Dataset records on visual material
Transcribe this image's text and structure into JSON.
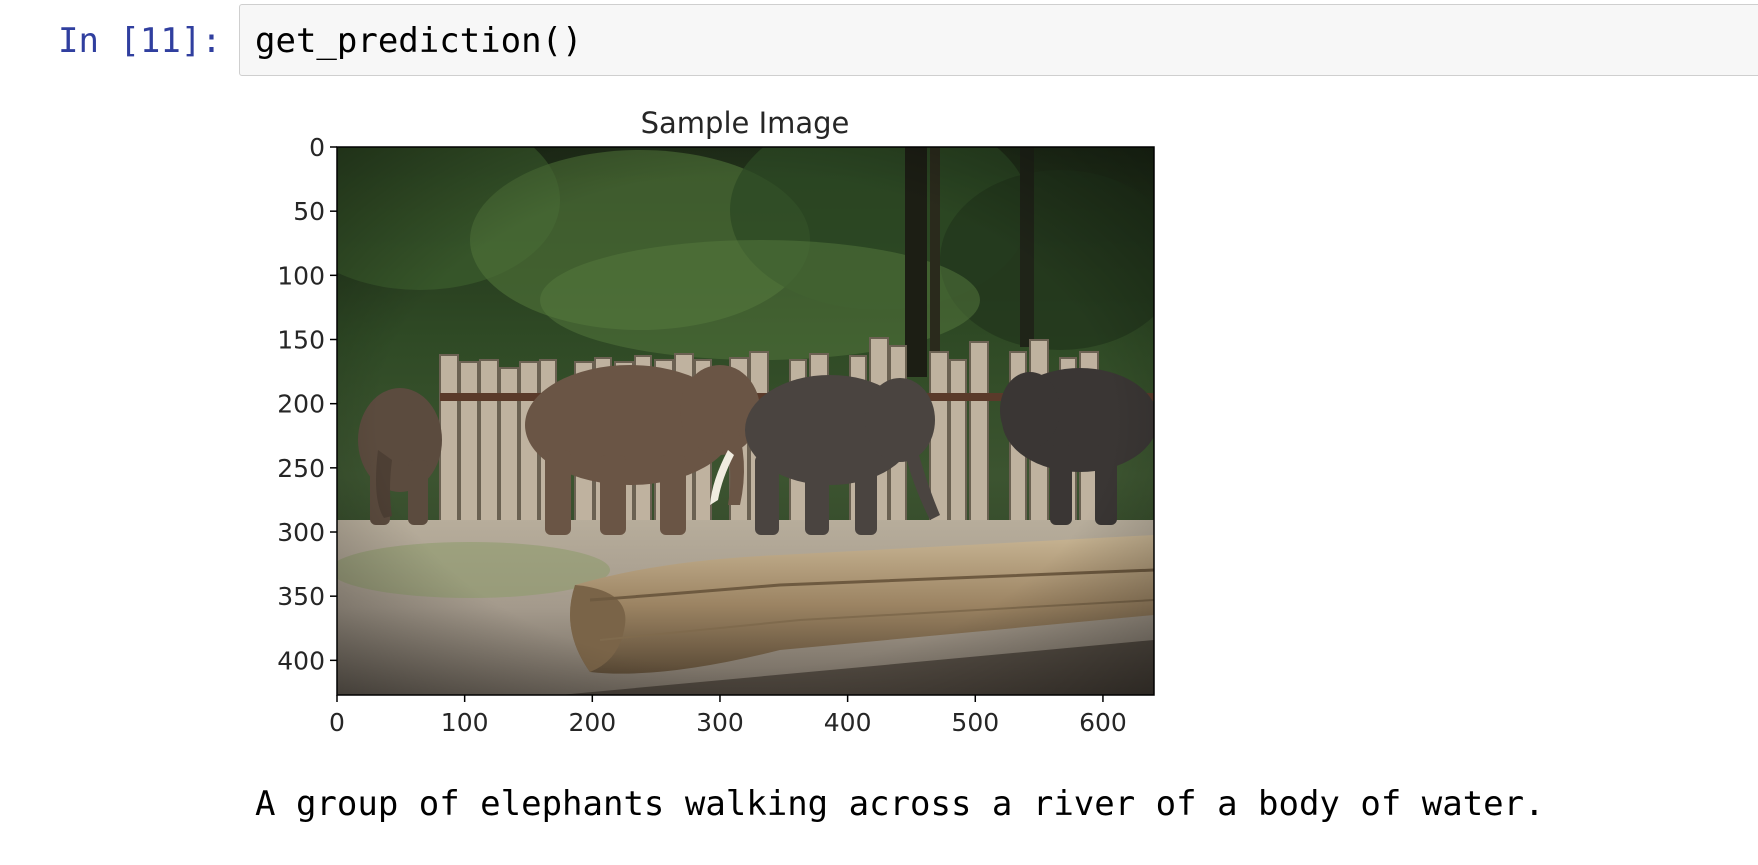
{
  "cell": {
    "prompt": "In [11]:",
    "code": "get_prediction()"
  },
  "chart_data": {
    "type": "image",
    "title": "Sample Image",
    "xlabel": "",
    "ylabel": "",
    "xlim": [
      0,
      640
    ],
    "ylim": [
      427,
      0
    ],
    "x_ticks": [
      0,
      100,
      200,
      300,
      400,
      500,
      600
    ],
    "y_ticks": [
      0,
      50,
      100,
      150,
      200,
      250,
      300,
      350,
      400
    ],
    "image_subject": "elephants"
  },
  "output": {
    "caption": "A group of elephants walking across a river of a body of water."
  },
  "colors": {
    "prompt": "#303f9f",
    "input_bg": "#f7f7f7",
    "input_border": "#cfcfcf"
  }
}
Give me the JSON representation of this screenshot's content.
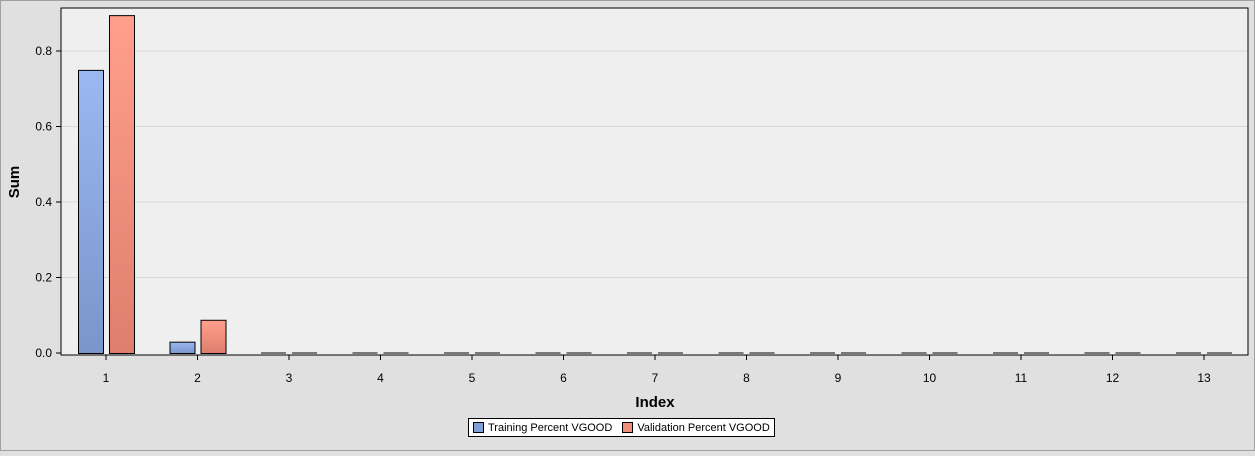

* [CHALLENGE]:
Omitting all images, retype each line of the records precisely.

* [SOLUTION FOR THIS PROBLEM]:
Transcribe this image's text and structure into JSON.
{
  "cell": {
    "prompt": "In [11]:",
    "code": "get_prediction()"
  },
  "chart_data": {
    "type": "image",
    "title": "Sample Image",
    "xlabel": "",
    "ylabel": "",
    "xlim": [
      0,
      640
    ],
    "ylim": [
      427,
      0
    ],
    "x_ticks": [
      0,
      100,
      200,
      300,
      400,
      500,
      600
    ],
    "y_ticks": [
      0,
      50,
      100,
      150,
      200,
      250,
      300,
      350,
      400
    ],
    "image_subject": "elephants"
  },
  "output": {
    "caption": "A group of elephants walking across a river of a body of water."
  },
  "colors": {
    "prompt": "#303f9f",
    "input_bg": "#f7f7f7",
    "input_border": "#cfcfcf"
  }
}
Give me the JSON representation of this screenshot's content.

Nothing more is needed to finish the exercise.